CHALLENGE –
Among the records below, find each line that includes the string "this" and copy it.
** START OF RAW DATA **
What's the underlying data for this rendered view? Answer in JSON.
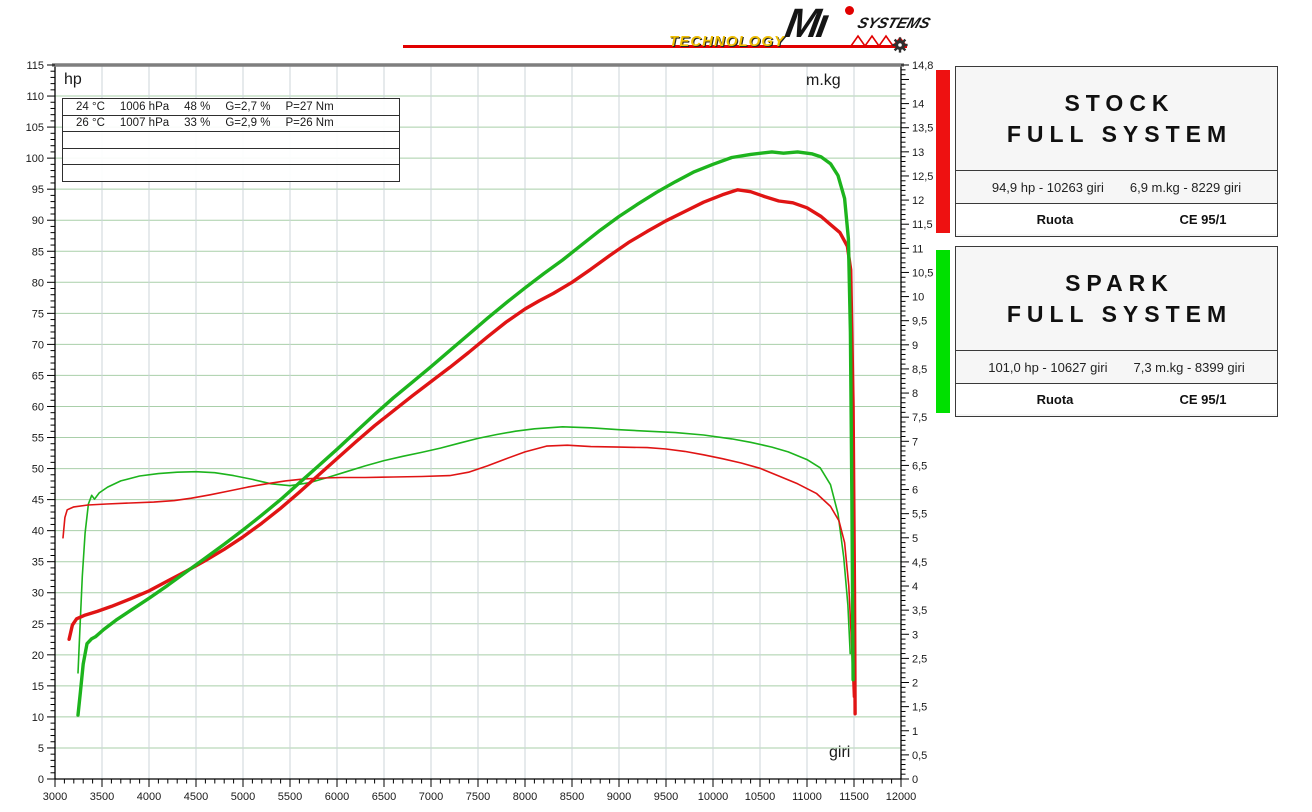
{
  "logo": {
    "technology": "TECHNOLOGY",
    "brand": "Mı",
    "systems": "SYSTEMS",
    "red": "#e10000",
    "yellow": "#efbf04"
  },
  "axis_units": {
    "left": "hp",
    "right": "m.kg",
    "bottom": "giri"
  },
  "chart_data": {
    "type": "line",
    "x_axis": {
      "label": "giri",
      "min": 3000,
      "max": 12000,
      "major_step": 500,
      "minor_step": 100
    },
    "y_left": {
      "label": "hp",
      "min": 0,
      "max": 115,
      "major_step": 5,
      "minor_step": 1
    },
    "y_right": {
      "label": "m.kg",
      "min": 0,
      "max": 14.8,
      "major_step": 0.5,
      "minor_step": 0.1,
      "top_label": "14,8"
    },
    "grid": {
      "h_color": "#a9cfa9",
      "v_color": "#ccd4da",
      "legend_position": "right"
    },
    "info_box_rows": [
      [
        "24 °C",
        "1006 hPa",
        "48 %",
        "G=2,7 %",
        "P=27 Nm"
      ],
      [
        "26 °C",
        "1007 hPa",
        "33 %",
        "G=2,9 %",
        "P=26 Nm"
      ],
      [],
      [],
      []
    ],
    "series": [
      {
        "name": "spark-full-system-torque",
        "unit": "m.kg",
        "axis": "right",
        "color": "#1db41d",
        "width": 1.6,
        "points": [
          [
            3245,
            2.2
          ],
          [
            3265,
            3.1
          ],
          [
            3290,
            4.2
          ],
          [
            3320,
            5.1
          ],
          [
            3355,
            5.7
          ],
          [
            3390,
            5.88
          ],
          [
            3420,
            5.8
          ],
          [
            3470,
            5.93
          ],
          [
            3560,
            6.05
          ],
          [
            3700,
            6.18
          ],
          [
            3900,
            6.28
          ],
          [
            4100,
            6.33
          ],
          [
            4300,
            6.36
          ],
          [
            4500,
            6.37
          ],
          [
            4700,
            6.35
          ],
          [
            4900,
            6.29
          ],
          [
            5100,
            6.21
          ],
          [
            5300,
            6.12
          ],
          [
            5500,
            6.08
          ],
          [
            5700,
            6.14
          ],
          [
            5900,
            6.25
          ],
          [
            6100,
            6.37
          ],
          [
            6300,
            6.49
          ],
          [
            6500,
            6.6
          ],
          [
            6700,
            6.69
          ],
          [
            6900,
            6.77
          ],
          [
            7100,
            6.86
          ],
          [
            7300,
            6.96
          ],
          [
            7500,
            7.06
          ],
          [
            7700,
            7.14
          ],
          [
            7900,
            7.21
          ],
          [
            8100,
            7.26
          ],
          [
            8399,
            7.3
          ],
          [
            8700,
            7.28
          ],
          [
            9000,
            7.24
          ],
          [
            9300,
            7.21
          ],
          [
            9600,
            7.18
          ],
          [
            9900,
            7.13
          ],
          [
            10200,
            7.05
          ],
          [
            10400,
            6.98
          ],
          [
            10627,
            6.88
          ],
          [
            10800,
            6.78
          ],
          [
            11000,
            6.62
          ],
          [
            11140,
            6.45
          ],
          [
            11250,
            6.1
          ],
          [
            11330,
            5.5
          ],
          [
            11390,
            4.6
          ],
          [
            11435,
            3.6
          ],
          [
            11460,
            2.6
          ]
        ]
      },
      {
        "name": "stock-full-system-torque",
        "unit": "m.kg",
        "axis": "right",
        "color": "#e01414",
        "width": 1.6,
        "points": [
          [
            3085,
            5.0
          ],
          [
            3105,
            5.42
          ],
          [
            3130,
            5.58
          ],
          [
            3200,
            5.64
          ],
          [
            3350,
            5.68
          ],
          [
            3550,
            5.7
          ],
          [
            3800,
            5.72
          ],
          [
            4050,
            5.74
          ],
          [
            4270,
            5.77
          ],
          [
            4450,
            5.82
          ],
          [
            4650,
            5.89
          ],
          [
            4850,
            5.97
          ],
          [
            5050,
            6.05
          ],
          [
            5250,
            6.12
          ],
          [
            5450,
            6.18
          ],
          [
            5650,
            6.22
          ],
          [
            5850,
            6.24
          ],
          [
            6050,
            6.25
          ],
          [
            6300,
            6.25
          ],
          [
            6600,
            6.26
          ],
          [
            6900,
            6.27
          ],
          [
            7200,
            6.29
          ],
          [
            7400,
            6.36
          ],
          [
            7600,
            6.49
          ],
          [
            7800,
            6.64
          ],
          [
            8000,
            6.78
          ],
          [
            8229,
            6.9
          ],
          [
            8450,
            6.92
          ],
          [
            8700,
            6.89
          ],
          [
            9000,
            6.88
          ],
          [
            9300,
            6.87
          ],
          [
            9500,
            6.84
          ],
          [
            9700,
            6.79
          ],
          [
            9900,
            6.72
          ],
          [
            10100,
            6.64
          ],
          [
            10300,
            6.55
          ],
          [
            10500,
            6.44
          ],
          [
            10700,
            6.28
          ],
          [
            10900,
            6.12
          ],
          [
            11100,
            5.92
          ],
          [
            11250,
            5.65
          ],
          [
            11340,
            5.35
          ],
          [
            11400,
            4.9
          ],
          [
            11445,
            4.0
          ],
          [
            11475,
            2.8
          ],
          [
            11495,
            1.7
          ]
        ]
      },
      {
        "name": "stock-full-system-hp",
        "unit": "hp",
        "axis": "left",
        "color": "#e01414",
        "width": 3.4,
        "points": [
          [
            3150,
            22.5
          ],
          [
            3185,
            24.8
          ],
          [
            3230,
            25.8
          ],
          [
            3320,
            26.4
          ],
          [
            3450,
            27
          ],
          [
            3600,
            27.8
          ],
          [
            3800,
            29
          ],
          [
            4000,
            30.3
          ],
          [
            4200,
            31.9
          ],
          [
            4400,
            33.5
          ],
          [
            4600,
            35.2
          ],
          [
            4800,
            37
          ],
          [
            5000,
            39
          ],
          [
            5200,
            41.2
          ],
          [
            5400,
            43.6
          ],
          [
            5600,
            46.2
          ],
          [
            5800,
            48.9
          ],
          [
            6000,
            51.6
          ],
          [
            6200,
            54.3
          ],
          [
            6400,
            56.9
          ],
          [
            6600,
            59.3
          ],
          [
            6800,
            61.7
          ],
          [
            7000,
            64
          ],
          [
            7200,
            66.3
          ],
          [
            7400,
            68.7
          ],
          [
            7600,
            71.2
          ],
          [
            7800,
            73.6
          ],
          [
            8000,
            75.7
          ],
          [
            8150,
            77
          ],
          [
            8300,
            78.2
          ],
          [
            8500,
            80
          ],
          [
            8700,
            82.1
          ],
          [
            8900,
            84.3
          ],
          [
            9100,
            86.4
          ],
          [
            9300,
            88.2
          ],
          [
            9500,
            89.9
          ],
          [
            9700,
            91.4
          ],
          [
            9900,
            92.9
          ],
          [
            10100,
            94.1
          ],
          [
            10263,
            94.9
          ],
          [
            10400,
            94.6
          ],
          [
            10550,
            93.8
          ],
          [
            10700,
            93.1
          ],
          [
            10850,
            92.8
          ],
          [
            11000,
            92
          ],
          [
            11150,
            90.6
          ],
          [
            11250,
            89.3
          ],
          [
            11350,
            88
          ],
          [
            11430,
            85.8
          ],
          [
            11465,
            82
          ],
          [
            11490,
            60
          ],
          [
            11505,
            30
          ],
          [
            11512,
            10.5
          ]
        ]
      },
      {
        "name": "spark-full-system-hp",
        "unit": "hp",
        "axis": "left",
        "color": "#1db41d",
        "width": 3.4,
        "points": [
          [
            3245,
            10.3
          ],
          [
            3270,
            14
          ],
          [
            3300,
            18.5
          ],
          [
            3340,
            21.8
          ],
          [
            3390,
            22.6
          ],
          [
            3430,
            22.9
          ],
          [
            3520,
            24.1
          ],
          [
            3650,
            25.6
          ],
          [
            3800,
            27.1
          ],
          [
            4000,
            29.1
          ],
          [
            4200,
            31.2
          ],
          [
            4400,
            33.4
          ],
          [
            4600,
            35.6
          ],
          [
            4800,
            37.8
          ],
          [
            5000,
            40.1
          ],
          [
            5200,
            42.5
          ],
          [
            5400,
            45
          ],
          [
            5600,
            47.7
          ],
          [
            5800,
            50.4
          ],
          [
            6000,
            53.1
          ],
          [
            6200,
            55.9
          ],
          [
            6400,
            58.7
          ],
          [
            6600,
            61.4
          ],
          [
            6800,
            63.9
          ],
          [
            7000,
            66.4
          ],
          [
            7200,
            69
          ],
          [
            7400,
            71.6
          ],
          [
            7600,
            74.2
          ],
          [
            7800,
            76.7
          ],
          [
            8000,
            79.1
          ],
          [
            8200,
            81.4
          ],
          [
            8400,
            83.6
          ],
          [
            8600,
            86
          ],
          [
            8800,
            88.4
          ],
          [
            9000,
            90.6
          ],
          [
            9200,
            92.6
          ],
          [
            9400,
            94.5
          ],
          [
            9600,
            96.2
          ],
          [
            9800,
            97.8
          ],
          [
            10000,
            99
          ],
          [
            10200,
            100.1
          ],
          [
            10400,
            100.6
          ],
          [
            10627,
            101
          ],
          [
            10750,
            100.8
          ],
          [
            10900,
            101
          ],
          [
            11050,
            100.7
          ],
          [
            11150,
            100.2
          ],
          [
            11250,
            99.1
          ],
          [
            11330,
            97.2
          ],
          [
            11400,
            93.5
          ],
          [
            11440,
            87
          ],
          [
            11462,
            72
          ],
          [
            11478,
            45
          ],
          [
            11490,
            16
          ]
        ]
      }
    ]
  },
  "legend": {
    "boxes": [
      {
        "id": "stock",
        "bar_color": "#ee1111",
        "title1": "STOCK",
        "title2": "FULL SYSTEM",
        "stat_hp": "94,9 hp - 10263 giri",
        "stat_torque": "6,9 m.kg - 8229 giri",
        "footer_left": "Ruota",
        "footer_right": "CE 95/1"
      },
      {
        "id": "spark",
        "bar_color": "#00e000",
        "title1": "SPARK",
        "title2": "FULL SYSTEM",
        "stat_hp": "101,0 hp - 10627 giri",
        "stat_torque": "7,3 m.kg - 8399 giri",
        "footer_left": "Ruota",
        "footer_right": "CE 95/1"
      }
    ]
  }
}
** END OF RAW DATA **
** START OF RAW DATA **
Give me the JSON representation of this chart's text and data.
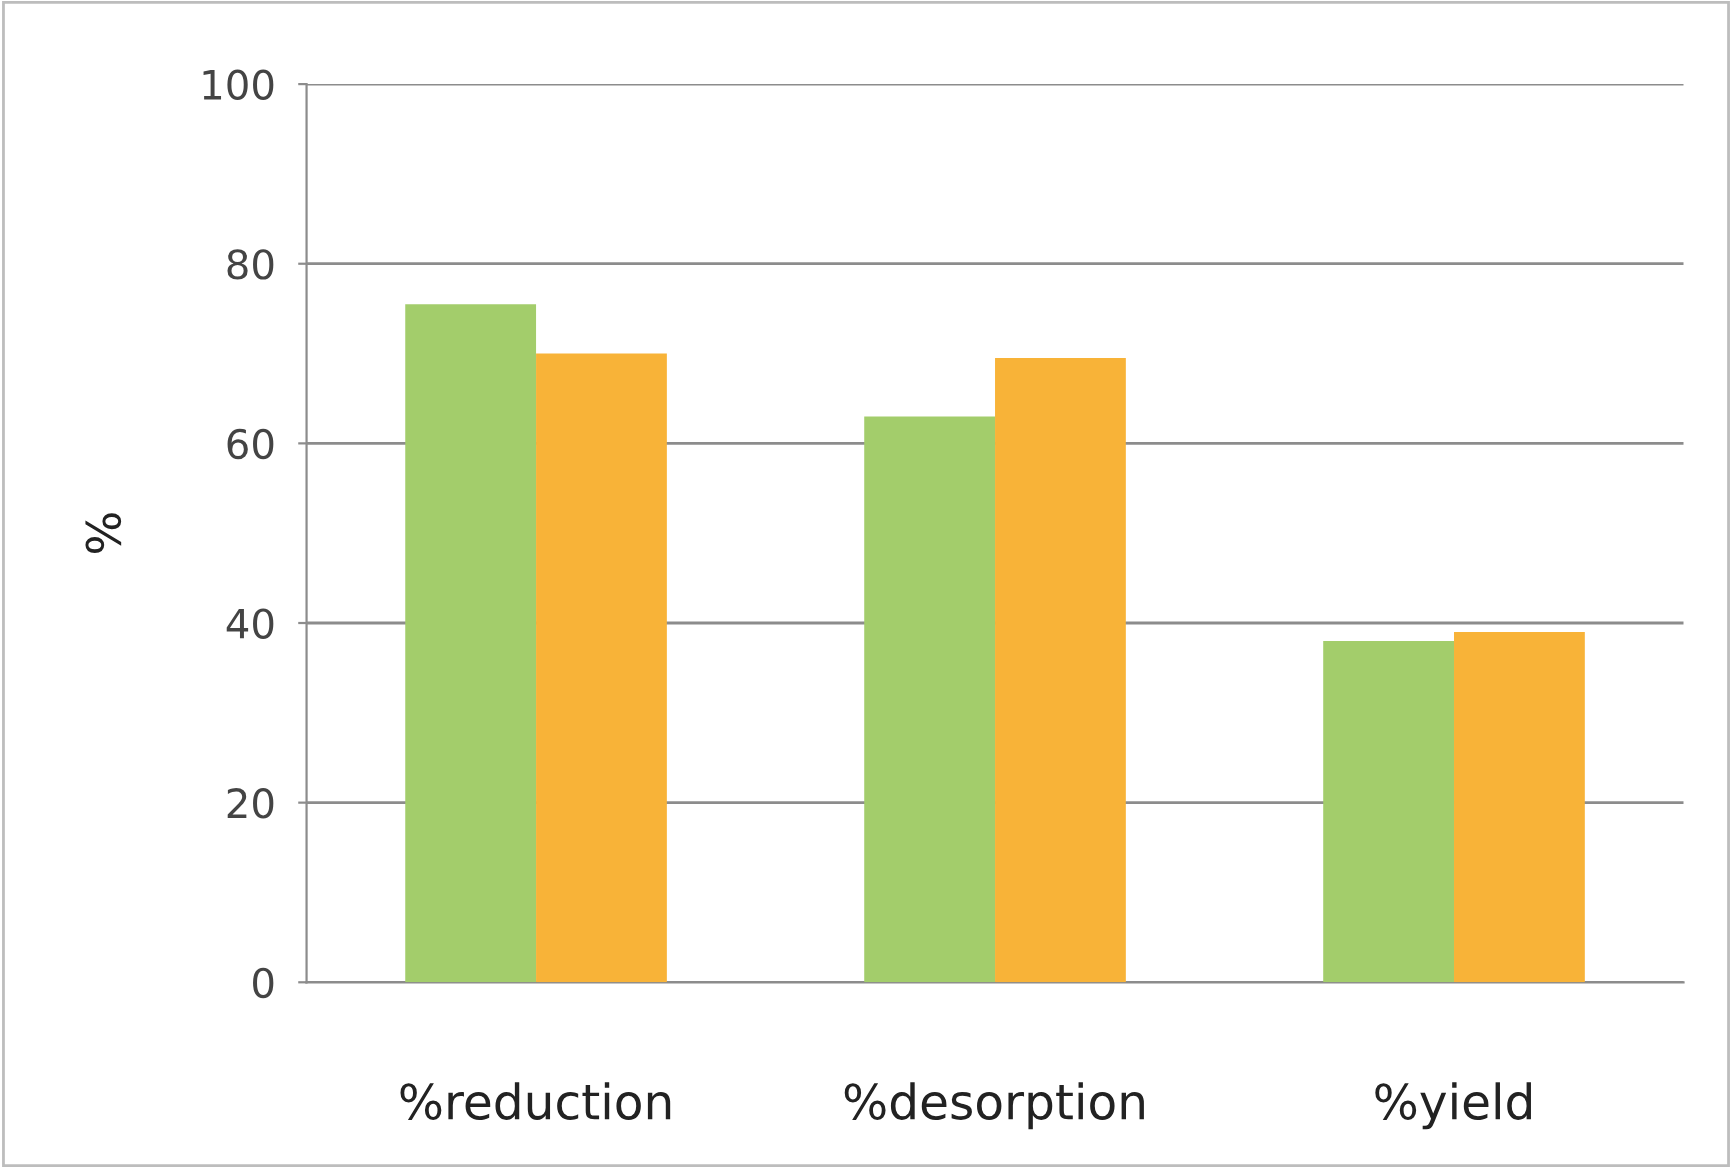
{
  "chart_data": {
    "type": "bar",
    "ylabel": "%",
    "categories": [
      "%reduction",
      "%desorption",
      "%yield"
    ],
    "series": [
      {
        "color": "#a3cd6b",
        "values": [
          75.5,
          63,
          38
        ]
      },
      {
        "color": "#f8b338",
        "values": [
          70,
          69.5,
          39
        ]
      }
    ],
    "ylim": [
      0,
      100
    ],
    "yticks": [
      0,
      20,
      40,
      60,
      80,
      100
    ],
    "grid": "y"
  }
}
** END OF RAW DATA **
ANSWER TO THE EXERCISE –
What's the underlying data for this rendered view? Answer in JSON.
Give me the JSON representation of this chart's text and data.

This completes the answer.